Problem requirements: Reproduce all the lines below exactly and omit the images.

Task material:
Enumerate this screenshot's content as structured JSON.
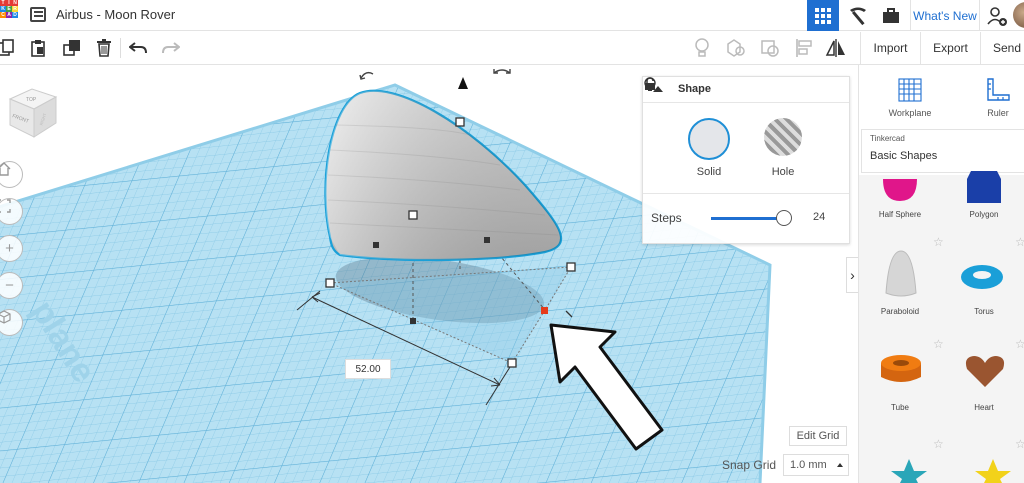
{
  "app": {
    "logo_letters": [
      "T",
      "I",
      "N",
      "K",
      "E",
      "R",
      "C",
      "A",
      "D"
    ],
    "document_title": "Airbus - Moon Rover"
  },
  "topbar": {
    "whats_new_label": "What's New"
  },
  "toolbar": {
    "import_label": "Import",
    "export_label": "Export",
    "send_label": "Send To"
  },
  "shape_panel": {
    "title": "Shape",
    "solid_label": "Solid",
    "hole_label": "Hole",
    "steps_label": "Steps",
    "steps_value": "24",
    "steps_fraction": 0.96
  },
  "workplane": {
    "dimension_value": "52.00",
    "edit_grid_label": "Edit Grid",
    "snap_grid_label": "Snap Grid",
    "snap_grid_value": "1.0 mm",
    "watermark_text": "plane"
  },
  "viewcube": {
    "top_label": "TOP",
    "front_label": "FRONT",
    "side_label": "RIGHT"
  },
  "sidebar": {
    "workplane_label": "Workplane",
    "ruler_label": "Ruler",
    "library_source": "Tinkercad",
    "library_name": "Basic Shapes",
    "shapes": [
      {
        "name": "Half Sphere",
        "color": "#e0168a"
      },
      {
        "name": "Polygon",
        "color": "#1a3fa8"
      },
      {
        "name": "Paraboloid",
        "color": "#d8d8d8"
      },
      {
        "name": "Torus",
        "color": "#1a9fd8"
      },
      {
        "name": "Tube",
        "color": "#f07c12"
      },
      {
        "name": "Heart",
        "color": "#9a5530"
      }
    ]
  },
  "colors": {
    "accent": "#1f6fd1",
    "workplane": "#a8d8ee",
    "selection_outline": "#1aa0d8"
  }
}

Reply:
Enumerate this screenshot's content as structured JSON.
{
  "app": {
    "logo_letters": [
      "T",
      "I",
      "N",
      "K",
      "E",
      "R",
      "C",
      "A",
      "D"
    ],
    "document_title": "Airbus - Moon Rover"
  },
  "topbar": {
    "whats_new_label": "What's New"
  },
  "toolbar": {
    "import_label": "Import",
    "export_label": "Export",
    "send_label": "Send To"
  },
  "shape_panel": {
    "title": "Shape",
    "solid_label": "Solid",
    "hole_label": "Hole",
    "steps_label": "Steps",
    "steps_value": "24",
    "steps_fraction": 0.96
  },
  "workplane": {
    "dimension_value": "52.00",
    "edit_grid_label": "Edit Grid",
    "snap_grid_label": "Snap Grid",
    "snap_grid_value": "1.0 mm",
    "watermark_text": "plane"
  },
  "viewcube": {
    "top_label": "TOP",
    "front_label": "FRONT",
    "side_label": "RIGHT"
  },
  "sidebar": {
    "workplane_label": "Workplane",
    "ruler_label": "Ruler",
    "library_source": "Tinkercad",
    "library_name": "Basic Shapes",
    "shapes": [
      {
        "name": "Half Sphere",
        "color": "#e0168a"
      },
      {
        "name": "Polygon",
        "color": "#1a3fa8"
      },
      {
        "name": "Paraboloid",
        "color": "#d8d8d8"
      },
      {
        "name": "Torus",
        "color": "#1a9fd8"
      },
      {
        "name": "Tube",
        "color": "#f07c12"
      },
      {
        "name": "Heart",
        "color": "#9a5530"
      }
    ]
  },
  "colors": {
    "accent": "#1f6fd1",
    "workplane": "#a8d8ee",
    "selection_outline": "#1aa0d8"
  }
}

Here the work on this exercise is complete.